(GIVEN PROBLEM): Would you write out the listing verbatim and skip every picture in it?

(LISTED RECORDS):
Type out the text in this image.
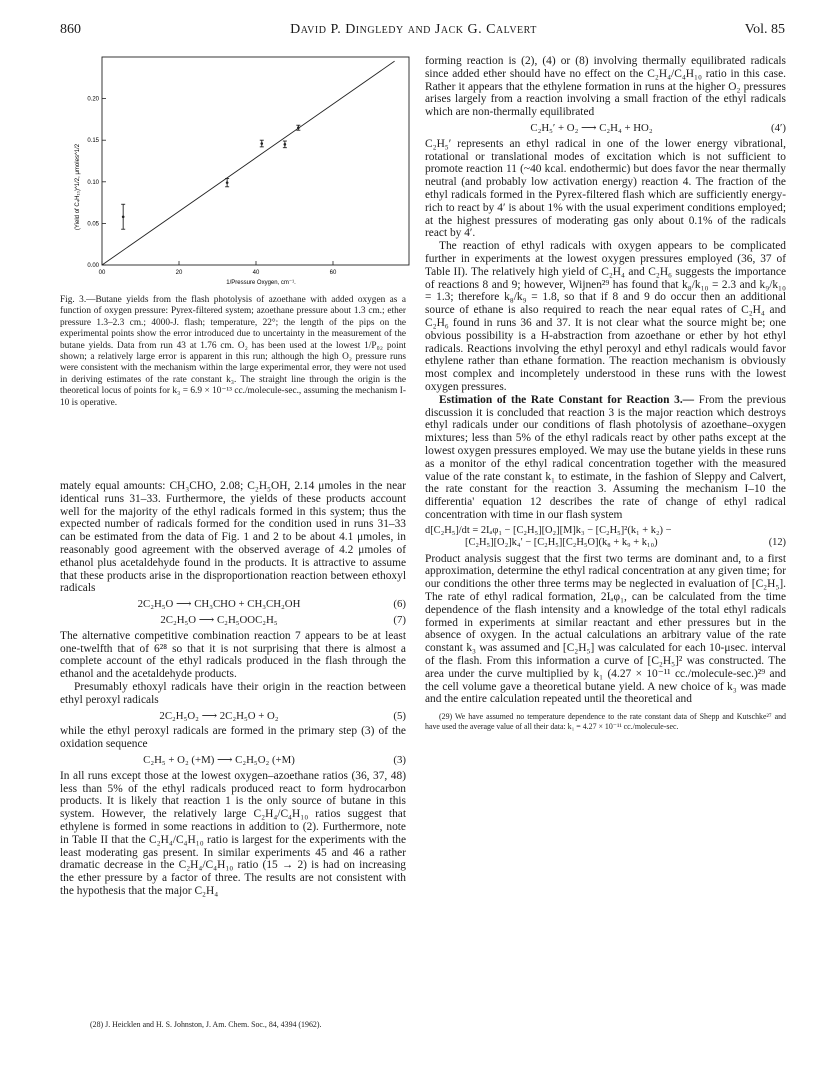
860	David P. Dingledy and Jack G. Calvert	Vol. 85
00	20	40	60
0.00
0.05
0.10
0.15
0.20
1/Pressure Oxygen, cm⁻¹.
(Yield of C₄H₁₀)^1/2, μmoles^1/2
Fig. 3.—Butane yields from the flash photolysis of azoethane with added oxygen as a function of oxygen pressure: Pyrex-filtered system; azoethane pressure about 1.3 cm.; ether pressure 1.3–2.3 cm.; 4000-J. flash; temperature, 22°; the length of the pips on the experimental points show the error introduced due to uncertainty in the measurement of the butane yields. Data from run 43 at 1.76 cm. O₂ has been used at the lowest 1/P₀₂ point shown; a relatively large error is apparent in this run; although the high O₂ pressure runs were consistent with the mechanism within the large experimental error, they were not used in deriving estimates of the rate constant k₃. The straight line through the origin is the theoretical locus of points for k₃ = 6.9 × 10⁻¹³ cc./molecule-sec., assuming the mechanism I-10 is operative.

mately equal amounts: CH₃CHO, 2.08; C₂H₅OH, 2.14 μmoles in the near identical runs 31–33. Furthermore, the yields of these products account well for the majority of the ethyl radicals formed in this system; thus the expected number of radicals formed for the condition used in runs 31–33 can be estimated from the data of Fig. 1 and 2 to be about 4.1 μmoles, in reasonably good agreement with the observed average of 4.2 μmoles of ethanol plus acetaldehyde found in the products. It is attractive to assume that these products arise in the disproportionation reaction between ethoxyl radicals

2C₂H₅O ⟶ CH₃CHO + CH₃CH₂OH	(6)
2C₂H₅O ⟶ C₂H₅OOC₂H₅	(7)

The alternative competitive combination reaction 7 appears to be at least one-twelfth that of 6²⁸ so that it is not surprising that there is almost a complete account of the ethyl radicals produced in the flash through the ethanol and the acetaldehyde products.

Presumably ethoxyl radicals have their origin in the reaction between ethyl peroxyl radicals

2C₂H₅O₂ ⟶ 2C₂H₅O + O₂	(5)

while the ethyl peroxyl radicals are formed in the primary step (3) of the oxidation sequence

C₂H₅ + O₂ (+M) ⟶ C₂H₅O₂ (+M)	(3)

In all runs except those at the lowest oxygen–azoethane ratios (36, 37, 48) less than 5% of the ethyl radicals produced react to form hydrocarbon products. It is likely that reaction 1 is the only source of butane in this system. However, the relatively large C₂H₄/C₄H₁₀ ratios suggest that ethylene is formed in some reactions in addition to (2). Furthermore, note in Table II that the C₂H₄/C₄H₁₀ ratio is largest for the experiments with the least moderating gas present. In similar experiments 45 and 46 a rather dramatic decrease in the C₂H₄/C₄H₁₀ ratio (15 → 2) is had on increasing the ether pressure by a factor of three. The results are not consistent with the hypothesis that the major C₂H₄

(28) J. Heicklen and H. S. Johnston, J. Am. Chem. Soc., 84, 4394 (1962).

forming reaction is (2), (4) or (8) involving thermally equilibrated radicals since added ether should have no effect on the C₂H₄/C₄H₁₀ ratio in this case. Rather it appears that the ethylene formation in runs at the higher O₂ pressures arises largely from a reaction involving a small fraction of the ethyl radicals which are non-thermally equilibrated

C₂H₅′ + O₂ ⟶ C₂H₄ + HO₂	(4′)

C₂H₅′ represents an ethyl radical in one of the lower energy vibrational, rotational or translational modes of excitation which is not sufficient to promote reaction 11 (~40 kcal. endothermic) but does favor the near thermally neutral (and probably low activation energy) reaction 4. The fraction of the ethyl radicals formed in the Pyrex-filtered flash which are sufficiently energy-rich to react by 4′ is about 1% with the usual experiment conditions employed; at the highest pressures of moderating gas only about 0.1% of the radicals react by 4′.

The reaction of ethyl radicals with oxygen appears to be complicated further in experiments at the lowest oxygen pressures employed (36, 37 of Table II). The relatively high yield of C₂H₄ and C₂H₆ suggests the importance of reactions 8 and 9; however, Wijnen²⁹ has found that k₈/k₁₀ = 2.3 and k₉/k₁₀ = 1.3; therefore k₈/k₉ = 1.8, so that if 8 and 9 do occur then an additional source of ethane is also required to reach the near equal rates of C₂H₄ and C₂H₆ found in runs 36 and 37. It is not clear what the source might be; one obvious possibility is a H-abstraction from azoethane or ether by hot ethyl radicals. Reactions involving the ethyl peroxyl and ethyl radicals would favor ethylene rather than ethane formation. The reaction mechanism is obviously most complex and incompletely understood in these runs with the lowest oxygen pressures.

Estimation of the Rate Constant for Reaction 3.— From the previous discussion it is concluded that reaction 3 is the major reaction which destroys ethyl radicals under our conditions of flash photolysis of azoethane–oxygen mixtures; less than 5% of the ethyl radicals react by other paths except at the lowest oxygen pressures employed. We may use the butane yields in these runs as a monitor of the ethyl radical concentration together with the measured value of the rate constant k₁ to estimate, in the fashion of Sleppy and Calvert, the rate constant for the reaction 3. Assuming the mechanism I–10 the differentia' equation 12 describes the rate of change of ethyl radical concentration with time in our flash system

d[C₂H₅]/dt = 2Iₐφ₁ − [C₂H₅][O₂][M]k₃ − [C₂H₅]²(k₁ + k₂) −
[C₂H₅][O₂]k₄′ − [C₂H₅][C₂H₅O](k₈ + k₉ + k₁₀)	(12)

Product analysis suggest that the first two terms are dominant and, to a first approximation, determine the ethyl radical concentration at any given time; for our conditions the other three terms may be neglected in evaluation of [C₂H₅]. The rate of ethyl radical formation, 2Iₐφ₁, can be calculated from the time dependence of the flash intensity and a knowledge of the total ethyl radicals formed in experiments at similar reactant and ether pressures but in the absence of oxygen. In the actual calculations an arbitrary value of the rate constant k₃ was assumed and [C₂H₅] was calculated for each 10-μsec. interval of the flash. From this information a curve of [C₂H₅]² was constructed. The area under the curve multiplied by k₁ (4.27 × 10⁻¹¹ cc./molecule-sec.)²⁹ and the cell volume gave a theoretical butane yield. A new choice of k₃ was made and the entire calculation repeated until the theoretical and

(29) We have assumed no temperature dependence to the rate constant data of Shepp and Kutschke²⁷ and have used the average value of all their data: k₁ = 4.27 × 10⁻¹¹ cc./molecule-sec.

(ANSWER TO THE PROBLEM):
Type out the text in this image.
860	David P. Dingledy and Jack G. Calvert	Vol. 85
00	20	40	60
0.00
0.05
0.10
0.15
0.20
1/Pressure Oxygen, cm⁻¹.
(Yield of C₄H₁₀)^1/2, μmoles^1/2
Fig. 3.—Butane yields from the flash photolysis of azoethane with added oxygen as a function of oxygen pressure: Pyrex-filtered system; azoethane pressure about 1.3 cm.; ether pressure 1.3–2.3 cm.; 4000-J. flash; temperature, 22°; the length of the pips on the experimental points show the error introduced due to uncertainty in the measurement of the butane yields. Data from run 43 at 1.76 cm. O₂ has been used at the lowest 1/P₀₂ point shown; a relatively large error is apparent in this run; although the high O₂ pressure runs were consistent with the mechanism within the large experimental error, they were not used in deriving estimates of the rate constant k₃. The straight line through the origin is the theoretical locus of points for k₃ = 6.9 × 10⁻¹³ cc./molecule-sec., assuming the mechanism I-10 is operative.

mately equal amounts: CH₃CHO, 2.08; C₂H₅OH, 2.14 μmoles in the near identical runs 31–33. Furthermore, the yields of these products account well for the majority of the ethyl radicals formed in this system; thus the expected number of radicals formed for the condition used in runs 31–33 can be estimated from the data of Fig. 1 and 2 to be about 4.1 μmoles, in reasonably good agreement with the observed average of 4.2 μmoles of ethanol plus acetaldehyde found in the products. It is attractive to assume that these products arise in the disproportionation reaction between ethoxyl radicals

2C₂H₅O ⟶ CH₃CHO + CH₃CH₂OH	(6)
2C₂H₅O ⟶ C₂H₅OOC₂H₅	(7)

The alternative competitive combination reaction 7 appears to be at least one-twelfth that of 6²⁸ so that it is not surprising that there is almost a complete account of the ethyl radicals produced in the flash through the ethanol and the acetaldehyde products.

Presumably ethoxyl radicals have their origin in the reaction between ethyl peroxyl radicals

2C₂H₅O₂ ⟶ 2C₂H₅O + O₂	(5)

while the ethyl peroxyl radicals are formed in the primary step (3) of the oxidation sequence

C₂H₅ + O₂ (+M) ⟶ C₂H₅O₂ (+M)	(3)

In all runs except those at the lowest oxygen–azoethane ratios (36, 37, 48) less than 5% of the ethyl radicals produced react to form hydrocarbon products. It is likely that reaction 1 is the only source of butane in this system. However, the relatively large C₂H₄/C₄H₁₀ ratios suggest that ethylene is formed in some reactions in addition to (2). Furthermore, note in Table II that the C₂H₄/C₄H₁₀ ratio is largest for the experiments with the least moderating gas present. In similar experiments 45 and 46 a rather dramatic decrease in the C₂H₄/C₄H₁₀ ratio (15 → 2) is had on increasing the ether pressure by a factor of three. The results are not consistent with the hypothesis that the major C₂H₄

(28) J. Heicklen and H. S. Johnston, J. Am. Chem. Soc., 84, 4394 (1962).

forming reaction is (2), (4) or (8) involving thermally equilibrated radicals since added ether should have no effect on the C₂H₄/C₄H₁₀ ratio in this case. Rather it appears that the ethylene formation in runs at the higher O₂ pressures arises largely from a reaction involving a small fraction of the ethyl radicals which are non-thermally equilibrated

C₂H₅′ + O₂ ⟶ C₂H₄ + HO₂	(4′)

C₂H₅′ represents an ethyl radical in one of the lower energy vibrational, rotational or translational modes of excitation which is not sufficient to promote reaction 11 (~40 kcal. endothermic) but does favor the near thermally neutral (and probably low activation energy) reaction 4. The fraction of the ethyl radicals formed in the Pyrex-filtered flash which are sufficiently energy-rich to react by 4′ is about 1% with the usual experiment conditions employed; at the highest pressures of moderating gas only about 0.1% of the radicals react by 4′.

The reaction of ethyl radicals with oxygen appears to be complicated further in experiments at the lowest oxygen pressures employed (36, 37 of Table II). The relatively high yield of C₂H₄ and C₂H₆ suggests the importance of reactions 8 and 9; however, Wijnen²⁹ has found that k₈/k₁₀ = 2.3 and k₉/k₁₀ = 1.3; therefore k₈/k₉ = 1.8, so that if 8 and 9 do occur then an additional source of ethane is also required to reach the near equal rates of C₂H₄ and C₂H₆ found in runs 36 and 37. It is not clear what the source might be; one obvious possibility is a H-abstraction from azoethane or ether by hot ethyl radicals. Reactions involving the ethyl peroxyl and ethyl radicals would favor ethylene rather than ethane formation. The reaction mechanism is obviously most complex and incompletely understood in these runs with the lowest oxygen pressures.

Estimation of the Rate Constant for Reaction 3.— From the previous discussion it is concluded that reaction 3 is the major reaction which destroys ethyl radicals under our conditions of flash photolysis of azoethane–oxygen mixtures; less than 5% of the ethyl radicals react by other paths except at the lowest oxygen pressures employed. We may use the butane yields in these runs as a monitor of the ethyl radical concentration together with the measured value of the rate constant k₁ to estimate, in the fashion of Sleppy and Calvert, the rate constant for the reaction 3. Assuming the mechanism I–10 the differentia' equation 12 describes the rate of change of ethyl radical concentration with time in our flash system

d[C₂H₅]/dt = 2Iₐφ₁ − [C₂H₅][O₂][M]k₃ − [C₂H₅]²(k₁ + k₂) −
[C₂H₅][O₂]k₄′ − [C₂H₅][C₂H₅O](k₈ + k₉ + k₁₀)	(12)

Product analysis suggest that the first two terms are dominant and, to a first approximation, determine the ethyl radical concentration at any given time; for our conditions the other three terms may be neglected in evaluation of [C₂H₅]. The rate of ethyl radical formation, 2Iₐφ₁, can be calculated from the time dependence of the flash intensity and a knowledge of the total ethyl radicals formed in experiments at similar reactant and ether pressures but in the absence of oxygen. In the actual calculations an arbitrary value of the rate constant k₃ was assumed and [C₂H₅] was calculated for each 10-μsec. interval of the flash. From this information a curve of [C₂H₅]² was constructed. The area under the curve multiplied by k₁ (4.27 × 10⁻¹¹ cc./molecule-sec.)²⁹ and the cell volume gave a theoretical butane yield. A new choice of k₃ was made and the entire calculation repeated until the theoretical and

(29) We have assumed no temperature dependence to the rate constant data of Shepp and Kutschke²⁷ and have used the average value of all their data: k₁ = 4.27 × 10⁻¹¹ cc./molecule-sec.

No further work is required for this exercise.